* [TASK REQUIREMENTS] Pick out the lines below that contain the string "بصفته" and copy them all.

* [DATASET EXCERPTS]
☆ ☆ ☆ ☆ ☆ ☆ ☆

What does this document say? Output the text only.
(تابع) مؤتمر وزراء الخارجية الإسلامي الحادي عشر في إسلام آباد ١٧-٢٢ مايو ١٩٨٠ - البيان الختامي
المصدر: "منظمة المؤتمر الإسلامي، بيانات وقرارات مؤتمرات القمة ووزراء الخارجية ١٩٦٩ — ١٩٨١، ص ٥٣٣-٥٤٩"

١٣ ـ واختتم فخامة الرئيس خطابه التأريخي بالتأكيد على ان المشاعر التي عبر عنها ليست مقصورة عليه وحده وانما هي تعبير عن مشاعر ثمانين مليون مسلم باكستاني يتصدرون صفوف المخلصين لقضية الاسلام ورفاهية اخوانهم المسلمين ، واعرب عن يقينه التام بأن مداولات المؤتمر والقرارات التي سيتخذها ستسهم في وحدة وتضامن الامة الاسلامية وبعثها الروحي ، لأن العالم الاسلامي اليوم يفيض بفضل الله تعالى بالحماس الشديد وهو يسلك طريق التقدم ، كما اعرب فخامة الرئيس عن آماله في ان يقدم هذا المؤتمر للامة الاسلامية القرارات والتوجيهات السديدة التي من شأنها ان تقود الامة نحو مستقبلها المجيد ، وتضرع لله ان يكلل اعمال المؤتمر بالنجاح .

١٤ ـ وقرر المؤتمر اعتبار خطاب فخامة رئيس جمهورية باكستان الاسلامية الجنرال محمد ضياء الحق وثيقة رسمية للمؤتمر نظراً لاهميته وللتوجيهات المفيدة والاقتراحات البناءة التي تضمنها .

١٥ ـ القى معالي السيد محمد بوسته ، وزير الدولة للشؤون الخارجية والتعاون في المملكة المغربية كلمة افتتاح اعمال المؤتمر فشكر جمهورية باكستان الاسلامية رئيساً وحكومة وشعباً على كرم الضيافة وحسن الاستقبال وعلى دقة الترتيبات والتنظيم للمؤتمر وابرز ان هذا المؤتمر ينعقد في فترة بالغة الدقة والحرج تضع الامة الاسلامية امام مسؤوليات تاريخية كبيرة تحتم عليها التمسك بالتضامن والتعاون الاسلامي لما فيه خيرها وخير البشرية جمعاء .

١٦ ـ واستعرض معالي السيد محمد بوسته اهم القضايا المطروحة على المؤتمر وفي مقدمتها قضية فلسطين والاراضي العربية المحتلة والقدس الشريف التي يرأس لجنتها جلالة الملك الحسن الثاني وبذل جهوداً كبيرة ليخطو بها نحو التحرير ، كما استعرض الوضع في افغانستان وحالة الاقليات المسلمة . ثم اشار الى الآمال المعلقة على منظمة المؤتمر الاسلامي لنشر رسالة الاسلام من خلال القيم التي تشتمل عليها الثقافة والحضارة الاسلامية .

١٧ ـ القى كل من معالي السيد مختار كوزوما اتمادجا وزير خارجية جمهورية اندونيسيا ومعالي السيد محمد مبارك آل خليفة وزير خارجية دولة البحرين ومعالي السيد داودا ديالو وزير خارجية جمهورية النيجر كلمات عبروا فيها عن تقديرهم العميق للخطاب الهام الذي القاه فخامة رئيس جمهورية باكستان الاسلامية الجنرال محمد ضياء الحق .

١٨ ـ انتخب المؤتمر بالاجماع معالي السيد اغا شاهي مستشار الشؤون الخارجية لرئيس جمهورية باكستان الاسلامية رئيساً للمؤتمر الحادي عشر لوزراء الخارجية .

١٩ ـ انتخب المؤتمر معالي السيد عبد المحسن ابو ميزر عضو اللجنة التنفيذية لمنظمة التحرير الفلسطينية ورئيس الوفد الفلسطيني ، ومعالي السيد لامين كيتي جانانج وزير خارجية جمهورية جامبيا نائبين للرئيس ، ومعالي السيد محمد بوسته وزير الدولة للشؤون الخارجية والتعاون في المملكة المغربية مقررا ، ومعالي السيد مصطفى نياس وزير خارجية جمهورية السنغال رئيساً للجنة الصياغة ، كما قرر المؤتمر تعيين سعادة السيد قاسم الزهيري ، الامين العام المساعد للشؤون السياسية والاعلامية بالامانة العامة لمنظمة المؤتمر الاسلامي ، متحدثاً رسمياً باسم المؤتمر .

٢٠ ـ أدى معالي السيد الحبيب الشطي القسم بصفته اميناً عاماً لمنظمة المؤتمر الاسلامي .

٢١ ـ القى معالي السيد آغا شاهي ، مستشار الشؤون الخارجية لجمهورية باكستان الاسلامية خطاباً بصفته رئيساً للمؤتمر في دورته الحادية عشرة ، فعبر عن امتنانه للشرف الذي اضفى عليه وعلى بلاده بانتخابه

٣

☆ ☆ ☆ ☆ ☆ ☆ ☆

* [COMPLETED EXERCISE]
٢٠ ـ أدى معالي السيد الحبيب الشطي القسم بصفته اميناً عاماً لمنظمة المؤتمر الاسلامي .
٢١ ـ القى معالي السيد آغا شاهي ، مستشار الشؤون الخارجية لجمهورية باكستان الاسلامية خطاباً بصفته رئيساً للمؤتمر في دورته الحادية عشرة ، فعبر عن امتنانه للشرف الذي اضفى عليه وعلى بلاده بانتخابه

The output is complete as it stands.